_Exercise prompt:_ Rewrite the listing from the line with "ratio-series-pythia-8-308-default bbox=[147, 634, 682, 954]" to the line with "x-tick-label: 50 bbox=[301, 963, 321, 983]", changing "main-point-pythia-8-308-default" to "main-marker-pythia-8-308-default" and keeping everything else the same.

_Working data:_
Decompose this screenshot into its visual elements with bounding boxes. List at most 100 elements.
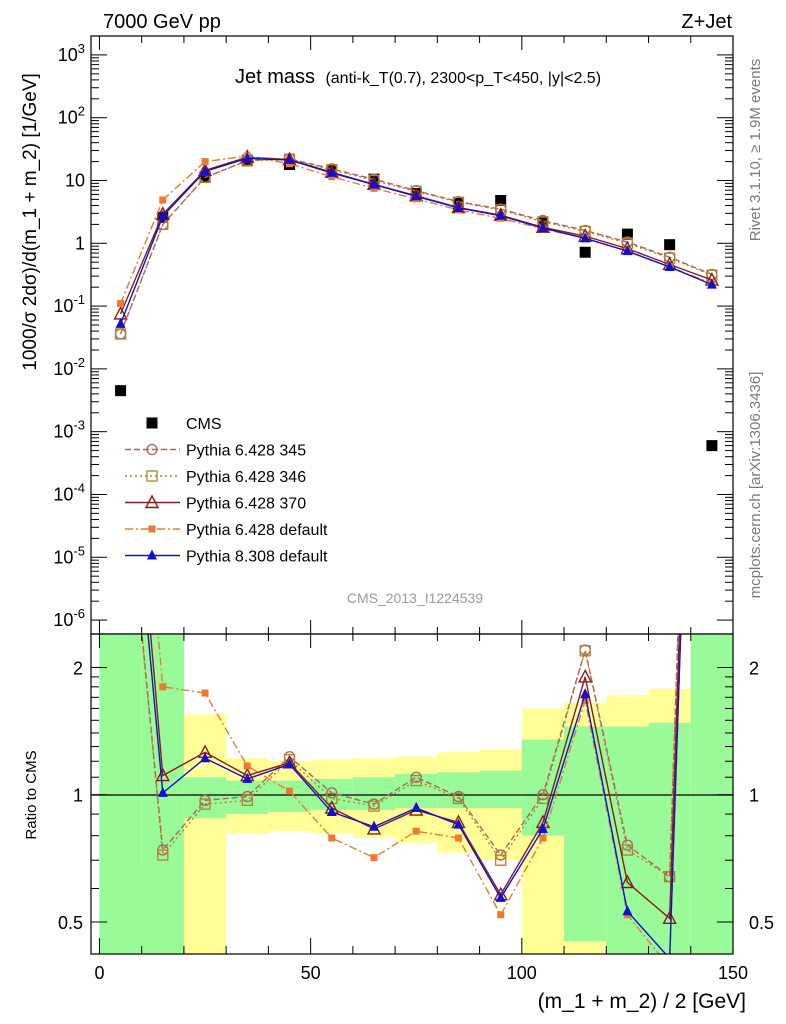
ratio-series-pythia-8-308-default bbox=[147, 634, 682, 954]
main-point-pythia-8-308-default bbox=[580, 232, 591, 243]
main-point-pythia-8-308-default bbox=[115, 317, 126, 328]
ratio-point-pythia-6-428-345 bbox=[579, 644, 591, 656]
ratio-point-pythia-6-428-default bbox=[666, 964, 673, 971]
legend-label: CMS bbox=[186, 416, 222, 433]
x-axis-label: (m_1 + m_2) / 2 [GeV] bbox=[538, 990, 746, 1013]
main-point-pythia-8-308-default bbox=[157, 210, 168, 221]
x-tick-label: 50 bbox=[301, 963, 321, 983]
ratio-point-pythia-8-308-default bbox=[242, 772, 253, 783]
ratio-plot-frame bbox=[90, 633, 734, 955]
ratio-point-pythia-6-428-default bbox=[454, 834, 462, 842]
main-plot-frame bbox=[90, 35, 734, 635]
ratio-series-group bbox=[117, 208, 682, 971]
ratio-point-pythia-6-428-346 bbox=[663, 871, 676, 883]
main-point-pythia-8-308-default bbox=[495, 209, 506, 220]
plot-title: Jet mass (anti-k_T(0.7), 2300<p_T<450, |… bbox=[235, 66, 601, 88]
legend-label: Pythia 6.428 default bbox=[186, 522, 328, 539]
main-y-tick-label: 10-5 bbox=[53, 543, 85, 567]
main-point-cms bbox=[579, 246, 591, 258]
ratio-panel: 0.5 0.5 1 1 2 2 0 50 100 150 Ratio to CMS (m_1 + … bbox=[23, 208, 774, 1013]
main-y-tick-label: 10 bbox=[65, 170, 85, 190]
ratio-y-tick-label-right: 1 bbox=[749, 786, 759, 806]
main-point-pythia-6-428-default bbox=[201, 158, 209, 166]
legend-label: Pythia 6.428 346 bbox=[186, 469, 306, 486]
main-point-pythia-8-308-default bbox=[622, 245, 633, 256]
ratio-point-pythia-6-428-default bbox=[286, 787, 294, 795]
inner-uncertainty-band bbox=[564, 726, 607, 942]
main-point-pythia-8-308-default bbox=[326, 166, 337, 177]
legend-entry-pythia-8-308-default: Pythia 8.308 default bbox=[125, 549, 328, 566]
legend-entry-cms: CMS bbox=[146, 416, 222, 433]
ratio-point-pythia-6-428-default bbox=[412, 827, 420, 835]
main-series-pythia-6-428-346 bbox=[114, 153, 718, 340]
ratio-point-pythia-8-308-default bbox=[495, 891, 506, 902]
x-tick-label: 0 bbox=[94, 963, 104, 983]
ratio-point-pythia-6-428-346 bbox=[241, 794, 253, 806]
legend-marker bbox=[146, 443, 158, 456]
ratio-point-pythia-8-308-default bbox=[537, 822, 548, 833]
ratio-y-tick-label: 1 bbox=[73, 786, 83, 806]
main-point-pythia-8-308-default bbox=[200, 165, 211, 176]
ratio-y-tick-label: 2 bbox=[73, 658, 83, 678]
main-point-cms bbox=[621, 228, 633, 240]
ratio-point-pythia-6-428-default bbox=[370, 854, 378, 862]
main-point-pythia-8-308-default bbox=[453, 201, 464, 212]
ratio-line-pythia-6-428-345 bbox=[141, 634, 679, 879]
inner-uncertainty-band bbox=[183, 777, 227, 819]
x-tick-label: 150 bbox=[718, 963, 748, 983]
main-point-cms bbox=[495, 195, 507, 207]
ratio-point-pythia-6-428-370 bbox=[620, 874, 635, 889]
ratio-point-pythia-6-428-default bbox=[581, 697, 589, 705]
rivet-label: Rivet 3.1.10, ≥ 1.9M events bbox=[747, 59, 764, 242]
main-point-pythia-8-308-default bbox=[664, 260, 675, 271]
ratio-point-pythia-6-428-346 bbox=[157, 849, 169, 861]
ratio-point-pythia-6-428-default bbox=[243, 762, 251, 770]
ratio-point-pythia-6-428-default bbox=[159, 683, 167, 691]
ratio-point-pythia-6-428-346 bbox=[495, 854, 507, 866]
ratio-point-pythia-8-308-default bbox=[284, 758, 295, 769]
ratio-point-pythia-6-428-default bbox=[117, 208, 124, 215]
inner-uncertainty-band bbox=[479, 770, 522, 809]
main-point-cms bbox=[664, 239, 676, 251]
ratio-point-pythia-6-428-346 bbox=[326, 792, 338, 805]
legend-label: Pythia 6.428 370 bbox=[186, 496, 306, 513]
main-point-pythia-8-308-default bbox=[411, 190, 422, 201]
legend-marker bbox=[144, 494, 160, 509]
ratio-point-pythia-6-428-370 bbox=[662, 910, 677, 925]
ratio-line-pythia-6-428-346 bbox=[140, 634, 679, 878]
main-point-pythia-6-428-370 bbox=[197, 162, 213, 177]
ratio-y-tick-label-right: 2 bbox=[749, 658, 759, 678]
main-y-tick-label: 10-4 bbox=[53, 480, 85, 504]
main-series-pythia-8-308-default bbox=[115, 152, 717, 328]
inner-uncertainty-band bbox=[690, 634, 733, 954]
ratio-point-pythia-6-428-346 bbox=[537, 792, 549, 805]
ratio-y-tick-label-right: 0.5 bbox=[749, 913, 774, 933]
main-y-axis-label: 1000/σ 2dσ)/d(m_1 + m_2) [1/GeV] bbox=[20, 73, 41, 371]
ratio-point-pythia-6-428-346 bbox=[452, 792, 465, 805]
main-point-pythia-8-308-default bbox=[368, 178, 379, 189]
legend-marker bbox=[146, 470, 158, 482]
mcplots-label: mcplots.cern.ch [arXiv:1306.3436] bbox=[747, 372, 764, 599]
uncertainty-bands bbox=[99, 634, 733, 954]
main-y-tick-label: 10-1 bbox=[53, 292, 85, 316]
ratio-line-pythia-6-428-default bbox=[157, 634, 682, 954]
main-point-pythia-8-308-default bbox=[537, 222, 548, 233]
inner-uncertainty-band bbox=[352, 777, 396, 811]
ratio-point-pythia-8-308-default bbox=[453, 818, 464, 829]
ratio-point-pythia-6-428-default bbox=[328, 834, 336, 842]
ratio-y-tick-label: 0.5 bbox=[58, 913, 83, 933]
ratio-point-pythia-8-308-default bbox=[200, 752, 211, 763]
legend-label: Pythia 6.428 345 bbox=[186, 443, 306, 460]
main-panel: 10-6 10-5 10-4 10-3 10-2 10-1 1 10 102 103 Jet ma… bbox=[20, 35, 734, 635]
ratio-point-pythia-8-308-default bbox=[411, 802, 422, 813]
inner-uncertainty-band bbox=[99, 634, 142, 954]
main-line-pythia-6-428-346 bbox=[119, 158, 713, 335]
analysis-watermark: CMS_2013_I1224539 bbox=[347, 590, 483, 606]
legend-marker bbox=[147, 549, 157, 560]
ratio-series-pythia-6-428-346 bbox=[140, 634, 679, 883]
main-y-tick-label: 102 bbox=[58, 104, 85, 128]
inner-uncertainty-band bbox=[648, 722, 691, 954]
ratio-point-pythia-6-428-370 bbox=[155, 767, 170, 782]
legend-marker bbox=[146, 417, 158, 429]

_Finished task:_
ratio-series-pythia-8-308-default bbox=[147, 634, 682, 954]
main-marker-pythia-8-308-default bbox=[580, 232, 591, 243]
main-marker-pythia-8-308-default bbox=[115, 317, 126, 328]
ratio-point-pythia-6-428-345 bbox=[579, 644, 591, 656]
ratio-point-pythia-6-428-default bbox=[666, 964, 673, 971]
legend-label: CMS bbox=[186, 416, 222, 433]
x-axis-label: (m_1 + m_2) / 2 [GeV] bbox=[538, 990, 746, 1013]
main-marker-pythia-8-308-default bbox=[157, 210, 168, 221]
x-tick-label: 50 bbox=[301, 963, 321, 983]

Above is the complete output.